Given data
::::
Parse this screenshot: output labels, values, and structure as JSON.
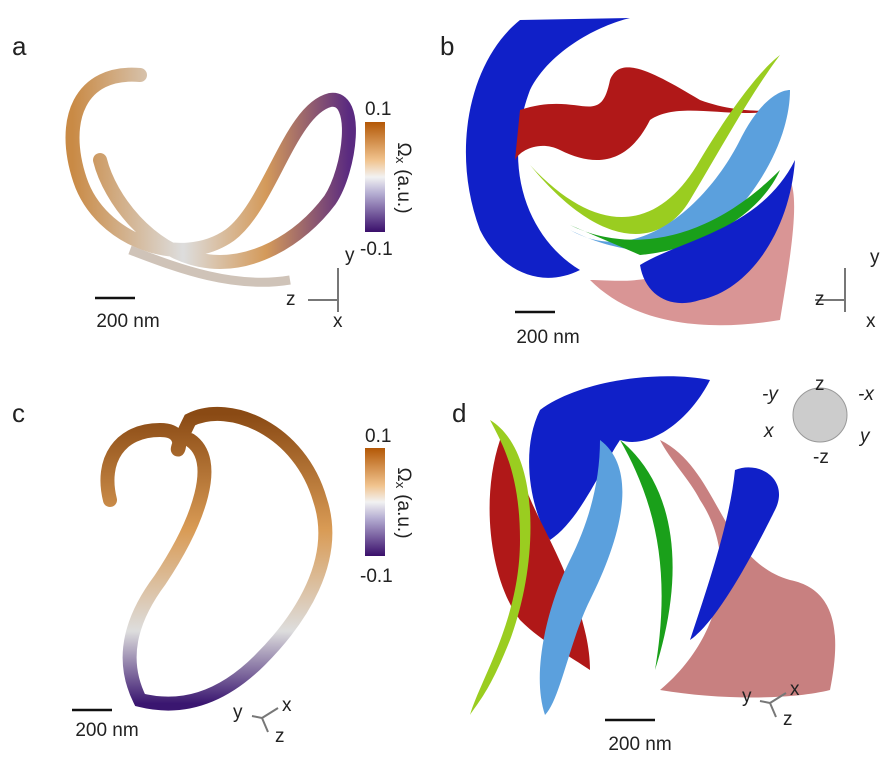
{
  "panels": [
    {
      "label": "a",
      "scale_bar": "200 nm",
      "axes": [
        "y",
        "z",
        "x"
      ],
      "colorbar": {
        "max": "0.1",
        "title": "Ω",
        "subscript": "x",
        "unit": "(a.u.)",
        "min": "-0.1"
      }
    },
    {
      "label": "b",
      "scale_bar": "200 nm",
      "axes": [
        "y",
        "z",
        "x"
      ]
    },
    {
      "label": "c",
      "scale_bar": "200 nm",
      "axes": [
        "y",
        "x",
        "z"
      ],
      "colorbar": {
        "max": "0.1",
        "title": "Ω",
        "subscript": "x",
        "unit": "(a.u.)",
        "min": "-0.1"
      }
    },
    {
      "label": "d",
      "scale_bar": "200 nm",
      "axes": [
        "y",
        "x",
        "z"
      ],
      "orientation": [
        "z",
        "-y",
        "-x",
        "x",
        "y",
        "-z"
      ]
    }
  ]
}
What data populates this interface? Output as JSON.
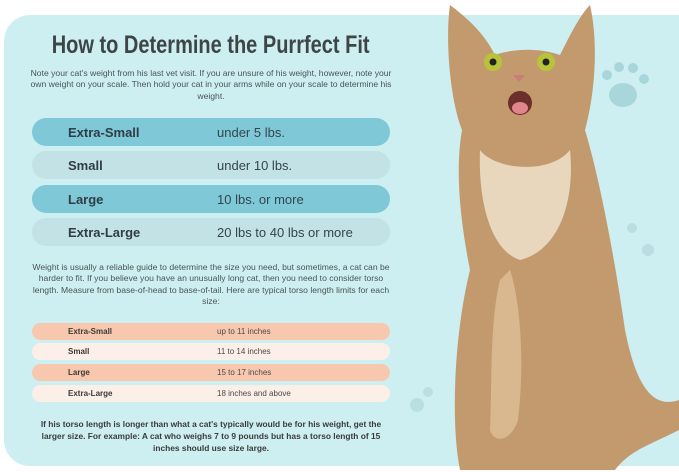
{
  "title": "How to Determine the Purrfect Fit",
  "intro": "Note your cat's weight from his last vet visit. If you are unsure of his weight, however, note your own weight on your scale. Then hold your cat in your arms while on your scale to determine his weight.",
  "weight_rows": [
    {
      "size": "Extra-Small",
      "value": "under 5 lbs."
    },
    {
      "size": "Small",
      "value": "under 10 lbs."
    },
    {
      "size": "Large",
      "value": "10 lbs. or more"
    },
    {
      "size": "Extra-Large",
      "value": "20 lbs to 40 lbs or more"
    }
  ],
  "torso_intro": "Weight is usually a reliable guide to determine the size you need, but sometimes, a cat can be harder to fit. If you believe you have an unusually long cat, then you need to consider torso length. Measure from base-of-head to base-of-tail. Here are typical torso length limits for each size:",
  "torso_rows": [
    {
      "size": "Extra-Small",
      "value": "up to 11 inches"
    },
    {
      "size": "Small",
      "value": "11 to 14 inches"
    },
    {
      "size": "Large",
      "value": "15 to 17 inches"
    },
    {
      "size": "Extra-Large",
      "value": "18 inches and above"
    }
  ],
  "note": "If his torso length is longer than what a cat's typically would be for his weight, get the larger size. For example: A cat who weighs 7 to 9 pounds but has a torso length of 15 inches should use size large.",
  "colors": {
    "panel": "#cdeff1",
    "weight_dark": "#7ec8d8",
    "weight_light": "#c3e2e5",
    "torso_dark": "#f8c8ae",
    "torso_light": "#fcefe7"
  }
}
::::
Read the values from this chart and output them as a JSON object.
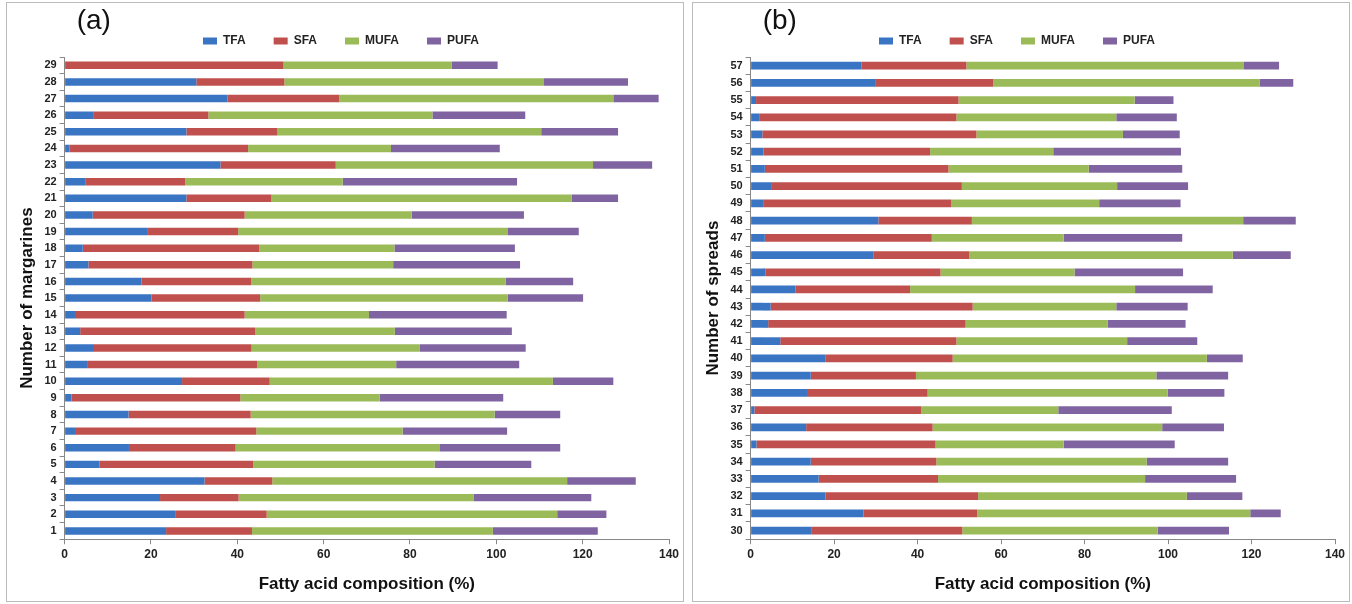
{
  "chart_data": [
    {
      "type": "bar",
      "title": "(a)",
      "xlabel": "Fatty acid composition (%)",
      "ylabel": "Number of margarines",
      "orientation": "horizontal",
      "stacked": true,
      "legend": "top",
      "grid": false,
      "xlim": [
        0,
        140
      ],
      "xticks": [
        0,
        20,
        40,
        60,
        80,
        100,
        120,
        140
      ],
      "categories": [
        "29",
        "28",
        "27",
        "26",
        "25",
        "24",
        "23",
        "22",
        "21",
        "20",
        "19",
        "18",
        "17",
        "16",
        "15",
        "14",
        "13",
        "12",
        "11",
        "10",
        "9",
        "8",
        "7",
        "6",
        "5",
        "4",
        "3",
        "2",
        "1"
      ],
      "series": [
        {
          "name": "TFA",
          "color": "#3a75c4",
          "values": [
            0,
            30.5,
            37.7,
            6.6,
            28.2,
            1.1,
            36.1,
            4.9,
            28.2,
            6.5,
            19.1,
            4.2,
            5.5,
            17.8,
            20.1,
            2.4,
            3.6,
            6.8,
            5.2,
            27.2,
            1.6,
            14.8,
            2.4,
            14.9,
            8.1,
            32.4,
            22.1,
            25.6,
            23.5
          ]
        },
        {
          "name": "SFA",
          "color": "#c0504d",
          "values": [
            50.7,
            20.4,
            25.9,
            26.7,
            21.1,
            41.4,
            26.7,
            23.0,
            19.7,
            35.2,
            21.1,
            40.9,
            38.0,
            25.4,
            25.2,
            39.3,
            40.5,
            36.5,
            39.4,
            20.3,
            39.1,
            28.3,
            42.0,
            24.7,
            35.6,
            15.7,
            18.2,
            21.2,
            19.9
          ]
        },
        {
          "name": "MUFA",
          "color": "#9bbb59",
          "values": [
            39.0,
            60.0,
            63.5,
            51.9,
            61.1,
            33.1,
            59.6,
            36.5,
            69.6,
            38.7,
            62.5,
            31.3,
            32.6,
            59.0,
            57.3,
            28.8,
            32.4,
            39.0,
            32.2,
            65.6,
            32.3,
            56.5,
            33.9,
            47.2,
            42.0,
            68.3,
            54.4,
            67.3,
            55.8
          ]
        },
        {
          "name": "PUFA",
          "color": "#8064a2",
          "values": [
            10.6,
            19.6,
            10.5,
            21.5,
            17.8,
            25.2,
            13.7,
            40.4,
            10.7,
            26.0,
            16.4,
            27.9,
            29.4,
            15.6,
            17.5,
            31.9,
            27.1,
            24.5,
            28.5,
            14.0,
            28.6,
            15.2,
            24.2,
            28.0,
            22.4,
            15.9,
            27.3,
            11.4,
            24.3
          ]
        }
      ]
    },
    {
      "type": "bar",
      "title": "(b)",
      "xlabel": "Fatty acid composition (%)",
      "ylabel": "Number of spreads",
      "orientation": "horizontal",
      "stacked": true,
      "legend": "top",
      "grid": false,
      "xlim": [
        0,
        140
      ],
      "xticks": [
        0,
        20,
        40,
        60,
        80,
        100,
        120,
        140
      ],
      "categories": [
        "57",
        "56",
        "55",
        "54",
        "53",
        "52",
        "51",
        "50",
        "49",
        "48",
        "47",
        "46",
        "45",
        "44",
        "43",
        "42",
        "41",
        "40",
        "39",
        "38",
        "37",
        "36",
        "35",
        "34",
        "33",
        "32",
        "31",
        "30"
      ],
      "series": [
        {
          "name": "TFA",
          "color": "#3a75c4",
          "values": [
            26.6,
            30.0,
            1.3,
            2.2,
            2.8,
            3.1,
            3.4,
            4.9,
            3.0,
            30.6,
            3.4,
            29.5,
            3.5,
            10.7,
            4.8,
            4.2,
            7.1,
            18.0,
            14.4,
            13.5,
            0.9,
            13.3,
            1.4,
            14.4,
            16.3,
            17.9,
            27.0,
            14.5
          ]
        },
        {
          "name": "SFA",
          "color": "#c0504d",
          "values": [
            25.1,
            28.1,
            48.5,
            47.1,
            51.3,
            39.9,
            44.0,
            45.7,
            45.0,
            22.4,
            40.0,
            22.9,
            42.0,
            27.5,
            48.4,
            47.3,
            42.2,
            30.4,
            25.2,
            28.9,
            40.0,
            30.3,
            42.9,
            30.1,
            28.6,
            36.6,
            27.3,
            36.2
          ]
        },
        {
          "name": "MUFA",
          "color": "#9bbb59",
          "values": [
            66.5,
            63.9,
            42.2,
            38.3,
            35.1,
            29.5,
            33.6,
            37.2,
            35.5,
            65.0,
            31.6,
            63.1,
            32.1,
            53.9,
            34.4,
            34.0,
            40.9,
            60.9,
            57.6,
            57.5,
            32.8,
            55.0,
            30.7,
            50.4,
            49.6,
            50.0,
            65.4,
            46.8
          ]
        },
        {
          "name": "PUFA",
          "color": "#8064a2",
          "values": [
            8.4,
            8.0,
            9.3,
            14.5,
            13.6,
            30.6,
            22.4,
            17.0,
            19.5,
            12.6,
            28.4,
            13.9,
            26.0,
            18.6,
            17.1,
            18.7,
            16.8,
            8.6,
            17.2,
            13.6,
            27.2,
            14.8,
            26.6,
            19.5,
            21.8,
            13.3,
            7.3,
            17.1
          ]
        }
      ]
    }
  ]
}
::::
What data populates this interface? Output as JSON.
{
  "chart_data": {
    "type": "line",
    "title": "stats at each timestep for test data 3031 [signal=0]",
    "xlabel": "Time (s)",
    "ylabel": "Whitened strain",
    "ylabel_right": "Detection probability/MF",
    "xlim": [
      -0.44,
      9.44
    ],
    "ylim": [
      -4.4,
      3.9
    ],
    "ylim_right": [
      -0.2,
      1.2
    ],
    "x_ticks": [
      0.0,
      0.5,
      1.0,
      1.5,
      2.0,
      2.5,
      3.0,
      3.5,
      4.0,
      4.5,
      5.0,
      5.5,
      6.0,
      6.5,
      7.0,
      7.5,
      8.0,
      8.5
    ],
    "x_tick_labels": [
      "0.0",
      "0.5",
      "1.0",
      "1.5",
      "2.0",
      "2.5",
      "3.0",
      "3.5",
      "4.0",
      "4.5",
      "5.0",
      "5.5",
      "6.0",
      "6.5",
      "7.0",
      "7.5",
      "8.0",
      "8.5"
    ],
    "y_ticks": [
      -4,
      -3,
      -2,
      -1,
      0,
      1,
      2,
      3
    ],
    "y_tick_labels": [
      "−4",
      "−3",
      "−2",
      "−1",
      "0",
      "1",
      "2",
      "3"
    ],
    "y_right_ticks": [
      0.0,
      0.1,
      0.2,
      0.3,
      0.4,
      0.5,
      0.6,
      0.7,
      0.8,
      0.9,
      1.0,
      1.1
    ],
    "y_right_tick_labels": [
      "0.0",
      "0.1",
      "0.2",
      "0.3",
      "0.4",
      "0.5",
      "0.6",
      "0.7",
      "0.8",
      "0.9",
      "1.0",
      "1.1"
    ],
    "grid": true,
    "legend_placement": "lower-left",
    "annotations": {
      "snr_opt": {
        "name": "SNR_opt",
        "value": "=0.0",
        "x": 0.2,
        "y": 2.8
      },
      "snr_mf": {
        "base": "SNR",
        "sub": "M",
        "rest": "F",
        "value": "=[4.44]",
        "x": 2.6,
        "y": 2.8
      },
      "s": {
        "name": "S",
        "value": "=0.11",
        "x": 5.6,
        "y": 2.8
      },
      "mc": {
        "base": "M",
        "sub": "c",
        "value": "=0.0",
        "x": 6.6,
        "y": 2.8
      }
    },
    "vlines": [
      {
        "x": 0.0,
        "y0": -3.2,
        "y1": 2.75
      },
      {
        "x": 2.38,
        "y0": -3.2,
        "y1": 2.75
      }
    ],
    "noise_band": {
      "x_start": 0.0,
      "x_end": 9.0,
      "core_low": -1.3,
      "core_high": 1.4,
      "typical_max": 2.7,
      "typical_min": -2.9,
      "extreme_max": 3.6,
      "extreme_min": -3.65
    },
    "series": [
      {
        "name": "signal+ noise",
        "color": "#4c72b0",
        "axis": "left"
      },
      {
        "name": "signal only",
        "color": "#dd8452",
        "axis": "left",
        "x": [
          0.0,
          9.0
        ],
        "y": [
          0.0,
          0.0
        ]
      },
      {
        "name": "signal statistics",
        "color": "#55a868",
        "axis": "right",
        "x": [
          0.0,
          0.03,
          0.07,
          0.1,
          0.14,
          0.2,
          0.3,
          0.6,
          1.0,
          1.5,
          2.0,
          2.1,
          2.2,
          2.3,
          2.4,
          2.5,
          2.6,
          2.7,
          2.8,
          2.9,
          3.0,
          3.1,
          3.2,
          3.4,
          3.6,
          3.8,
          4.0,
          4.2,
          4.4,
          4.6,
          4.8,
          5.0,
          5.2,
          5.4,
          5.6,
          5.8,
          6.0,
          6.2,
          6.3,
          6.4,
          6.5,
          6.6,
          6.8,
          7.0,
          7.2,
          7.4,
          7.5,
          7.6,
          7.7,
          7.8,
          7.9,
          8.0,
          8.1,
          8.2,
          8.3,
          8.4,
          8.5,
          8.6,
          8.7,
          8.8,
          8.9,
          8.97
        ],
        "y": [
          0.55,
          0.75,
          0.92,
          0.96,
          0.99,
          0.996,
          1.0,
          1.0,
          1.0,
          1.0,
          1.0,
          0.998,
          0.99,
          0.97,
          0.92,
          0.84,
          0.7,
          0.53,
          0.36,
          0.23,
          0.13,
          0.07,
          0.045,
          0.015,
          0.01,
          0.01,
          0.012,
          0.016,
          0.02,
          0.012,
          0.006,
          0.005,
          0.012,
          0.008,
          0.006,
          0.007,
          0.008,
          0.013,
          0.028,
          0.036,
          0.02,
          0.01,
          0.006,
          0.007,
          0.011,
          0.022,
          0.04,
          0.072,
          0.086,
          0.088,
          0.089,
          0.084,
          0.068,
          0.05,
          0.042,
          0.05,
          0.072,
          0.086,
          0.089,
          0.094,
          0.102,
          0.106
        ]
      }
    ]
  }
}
::::
Required task
Pick every line with "more" in it and copy it.

Task result
      "value": "10 lbs. or more"
      "value": "20 lbs to 40 lbs or more"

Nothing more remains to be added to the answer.